- WHAT THIS TASK INVOLVES: Print, character for character, the lines beginning with the one that contains "avatar[interactable]: V — [37, 405, 105, 473]" and continuing through the one that contains "post-meta: 23-5-1 03:14", both included.

- INPUT FOR THIS TASK:
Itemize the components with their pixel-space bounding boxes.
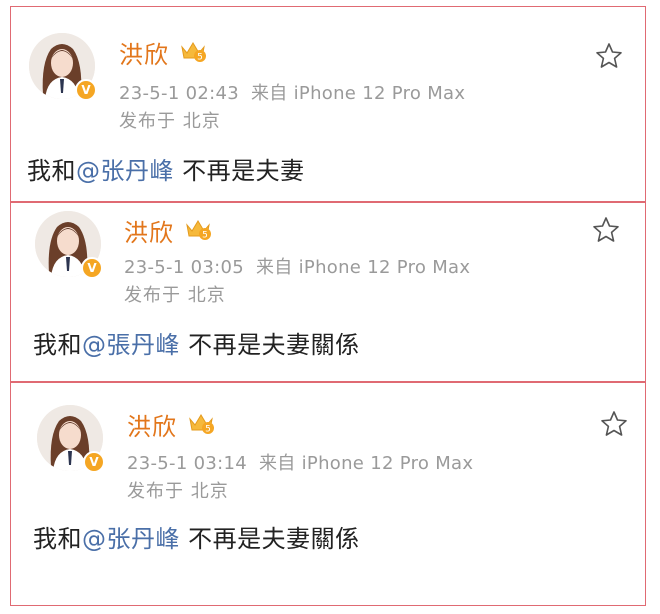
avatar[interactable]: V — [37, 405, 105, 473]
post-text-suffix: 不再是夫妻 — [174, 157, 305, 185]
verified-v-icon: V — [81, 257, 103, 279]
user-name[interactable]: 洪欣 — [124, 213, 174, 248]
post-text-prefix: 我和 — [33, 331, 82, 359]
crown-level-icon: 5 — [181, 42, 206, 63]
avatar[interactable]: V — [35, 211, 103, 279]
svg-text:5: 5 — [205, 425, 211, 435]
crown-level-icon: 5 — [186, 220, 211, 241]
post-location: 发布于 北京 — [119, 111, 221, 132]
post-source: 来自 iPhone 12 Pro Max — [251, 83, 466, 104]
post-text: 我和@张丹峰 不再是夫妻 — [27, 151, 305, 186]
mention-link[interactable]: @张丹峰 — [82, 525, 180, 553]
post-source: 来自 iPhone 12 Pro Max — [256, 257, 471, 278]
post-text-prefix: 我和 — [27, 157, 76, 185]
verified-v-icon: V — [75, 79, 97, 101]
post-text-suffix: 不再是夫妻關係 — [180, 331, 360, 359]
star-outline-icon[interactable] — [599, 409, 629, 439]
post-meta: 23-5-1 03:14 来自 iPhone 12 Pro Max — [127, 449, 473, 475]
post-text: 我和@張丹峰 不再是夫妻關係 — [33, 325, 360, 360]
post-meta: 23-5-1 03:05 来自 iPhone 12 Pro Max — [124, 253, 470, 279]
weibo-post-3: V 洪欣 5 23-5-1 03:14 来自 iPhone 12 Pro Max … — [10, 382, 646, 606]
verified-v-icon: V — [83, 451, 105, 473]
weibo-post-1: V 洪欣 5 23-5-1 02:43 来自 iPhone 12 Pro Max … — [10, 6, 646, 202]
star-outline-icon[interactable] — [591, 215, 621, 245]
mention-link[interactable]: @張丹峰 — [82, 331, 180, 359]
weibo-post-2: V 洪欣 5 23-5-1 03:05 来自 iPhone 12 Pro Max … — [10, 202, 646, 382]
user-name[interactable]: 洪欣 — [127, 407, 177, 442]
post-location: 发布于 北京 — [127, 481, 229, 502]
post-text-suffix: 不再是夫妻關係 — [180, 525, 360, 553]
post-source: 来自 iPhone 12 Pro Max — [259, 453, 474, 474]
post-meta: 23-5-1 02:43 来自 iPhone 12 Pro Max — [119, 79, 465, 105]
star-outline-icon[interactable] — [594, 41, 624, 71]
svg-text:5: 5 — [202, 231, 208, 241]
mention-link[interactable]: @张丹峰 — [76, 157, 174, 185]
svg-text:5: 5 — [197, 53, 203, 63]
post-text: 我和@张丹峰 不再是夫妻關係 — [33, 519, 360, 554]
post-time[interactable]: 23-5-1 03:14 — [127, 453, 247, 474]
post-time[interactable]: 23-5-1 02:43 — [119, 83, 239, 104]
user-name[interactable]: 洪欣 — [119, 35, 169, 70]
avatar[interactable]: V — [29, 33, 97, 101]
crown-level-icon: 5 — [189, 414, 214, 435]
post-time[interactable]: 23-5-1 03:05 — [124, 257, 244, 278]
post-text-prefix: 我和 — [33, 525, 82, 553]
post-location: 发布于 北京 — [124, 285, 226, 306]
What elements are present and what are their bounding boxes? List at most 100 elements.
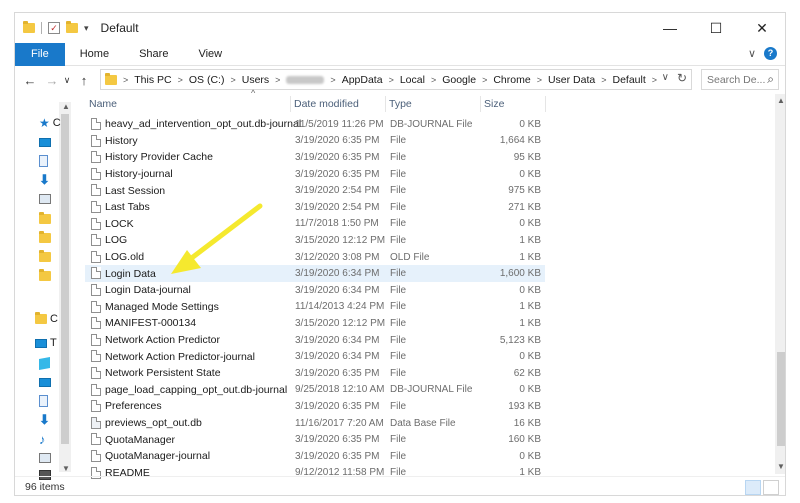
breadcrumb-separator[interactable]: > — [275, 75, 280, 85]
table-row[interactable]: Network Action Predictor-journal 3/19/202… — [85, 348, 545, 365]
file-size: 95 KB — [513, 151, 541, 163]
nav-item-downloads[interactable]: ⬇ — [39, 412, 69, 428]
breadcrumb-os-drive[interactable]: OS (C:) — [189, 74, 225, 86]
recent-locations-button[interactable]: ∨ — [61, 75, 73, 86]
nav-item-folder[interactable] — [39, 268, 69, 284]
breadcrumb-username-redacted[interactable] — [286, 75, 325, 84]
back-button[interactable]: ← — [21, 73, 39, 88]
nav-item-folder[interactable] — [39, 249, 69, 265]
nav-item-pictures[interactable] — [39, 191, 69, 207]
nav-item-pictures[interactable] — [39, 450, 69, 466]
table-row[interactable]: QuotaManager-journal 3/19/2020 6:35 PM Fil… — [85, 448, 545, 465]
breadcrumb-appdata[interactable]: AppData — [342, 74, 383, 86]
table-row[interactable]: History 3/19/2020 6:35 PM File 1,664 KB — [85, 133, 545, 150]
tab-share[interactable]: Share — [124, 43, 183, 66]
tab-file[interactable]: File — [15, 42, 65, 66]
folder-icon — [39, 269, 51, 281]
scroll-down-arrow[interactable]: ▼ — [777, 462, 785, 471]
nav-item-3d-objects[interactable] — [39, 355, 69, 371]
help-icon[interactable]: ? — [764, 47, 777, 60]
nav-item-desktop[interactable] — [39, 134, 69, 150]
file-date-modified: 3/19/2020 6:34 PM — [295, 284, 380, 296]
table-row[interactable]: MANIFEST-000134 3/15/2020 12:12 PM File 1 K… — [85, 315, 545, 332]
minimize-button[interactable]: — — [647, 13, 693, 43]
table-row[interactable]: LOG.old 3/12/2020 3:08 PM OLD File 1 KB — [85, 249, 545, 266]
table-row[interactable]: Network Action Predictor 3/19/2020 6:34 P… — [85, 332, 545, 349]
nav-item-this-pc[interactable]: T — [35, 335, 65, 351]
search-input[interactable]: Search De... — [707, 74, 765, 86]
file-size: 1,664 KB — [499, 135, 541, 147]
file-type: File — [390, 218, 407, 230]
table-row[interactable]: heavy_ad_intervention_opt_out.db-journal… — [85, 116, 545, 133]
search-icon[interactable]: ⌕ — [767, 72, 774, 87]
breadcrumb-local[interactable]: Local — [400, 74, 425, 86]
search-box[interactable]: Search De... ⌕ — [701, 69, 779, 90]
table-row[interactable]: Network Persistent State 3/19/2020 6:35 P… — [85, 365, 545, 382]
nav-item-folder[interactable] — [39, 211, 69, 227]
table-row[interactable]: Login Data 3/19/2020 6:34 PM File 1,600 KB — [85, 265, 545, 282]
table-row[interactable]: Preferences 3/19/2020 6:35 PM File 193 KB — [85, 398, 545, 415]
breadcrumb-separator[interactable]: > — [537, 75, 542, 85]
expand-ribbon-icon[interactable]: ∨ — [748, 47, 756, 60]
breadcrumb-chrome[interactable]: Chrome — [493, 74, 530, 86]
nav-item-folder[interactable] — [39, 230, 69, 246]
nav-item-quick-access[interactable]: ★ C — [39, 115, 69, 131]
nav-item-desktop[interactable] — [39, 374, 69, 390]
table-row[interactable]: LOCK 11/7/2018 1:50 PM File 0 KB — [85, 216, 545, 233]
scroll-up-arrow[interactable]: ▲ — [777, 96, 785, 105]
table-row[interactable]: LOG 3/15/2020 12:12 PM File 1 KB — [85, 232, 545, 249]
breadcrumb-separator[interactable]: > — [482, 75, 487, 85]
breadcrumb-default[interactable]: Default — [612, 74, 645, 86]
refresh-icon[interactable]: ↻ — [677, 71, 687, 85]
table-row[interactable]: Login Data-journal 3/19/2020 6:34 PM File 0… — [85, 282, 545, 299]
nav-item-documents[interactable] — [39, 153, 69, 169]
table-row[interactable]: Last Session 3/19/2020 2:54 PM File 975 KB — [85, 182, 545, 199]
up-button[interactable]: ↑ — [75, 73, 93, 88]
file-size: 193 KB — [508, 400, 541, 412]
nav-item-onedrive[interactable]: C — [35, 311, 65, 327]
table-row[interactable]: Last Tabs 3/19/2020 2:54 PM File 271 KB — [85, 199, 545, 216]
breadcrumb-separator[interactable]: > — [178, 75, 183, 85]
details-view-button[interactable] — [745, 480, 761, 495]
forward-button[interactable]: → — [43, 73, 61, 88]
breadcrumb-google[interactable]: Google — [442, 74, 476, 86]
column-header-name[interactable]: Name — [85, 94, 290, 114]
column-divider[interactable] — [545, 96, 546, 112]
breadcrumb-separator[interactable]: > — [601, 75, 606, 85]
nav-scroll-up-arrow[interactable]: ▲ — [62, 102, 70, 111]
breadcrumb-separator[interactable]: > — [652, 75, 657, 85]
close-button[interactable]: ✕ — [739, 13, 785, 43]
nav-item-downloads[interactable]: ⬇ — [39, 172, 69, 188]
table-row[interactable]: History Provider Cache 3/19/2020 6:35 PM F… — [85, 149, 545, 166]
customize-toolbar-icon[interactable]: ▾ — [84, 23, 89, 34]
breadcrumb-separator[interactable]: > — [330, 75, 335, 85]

- FULL OUTPUT:
avatar[interactable]: V — [37, 405, 105, 473]
post-text-suffix: 不再是夫妻 — [174, 157, 305, 185]
verified-v-icon: V — [81, 257, 103, 279]
user-name[interactable]: 洪欣 — [124, 213, 174, 248]
post-text-prefix: 我和 — [33, 331, 82, 359]
crown-level-icon: 5 — [181, 42, 206, 63]
avatar[interactable]: V — [35, 211, 103, 279]
svg-text:5: 5 — [205, 425, 211, 435]
crown-level-icon: 5 — [186, 220, 211, 241]
post-location: 发布于 北京 — [119, 111, 221, 132]
post-source: 来自 iPhone 12 Pro Max — [251, 83, 466, 104]
post-text: 我和@张丹峰 不再是夫妻 — [27, 151, 305, 186]
mention-link[interactable]: @张丹峰 — [82, 525, 180, 553]
post-source: 来自 iPhone 12 Pro Max — [256, 257, 471, 278]
post-text-prefix: 我和 — [27, 157, 76, 185]
verified-v-icon: V — [75, 79, 97, 101]
post-text-suffix: 不再是夫妻關係 — [180, 331, 360, 359]
star-outline-icon[interactable] — [599, 409, 629, 439]
post-meta: 23-5-1 03:14 来自 iPhone 12 Pro Max — [127, 449, 473, 475]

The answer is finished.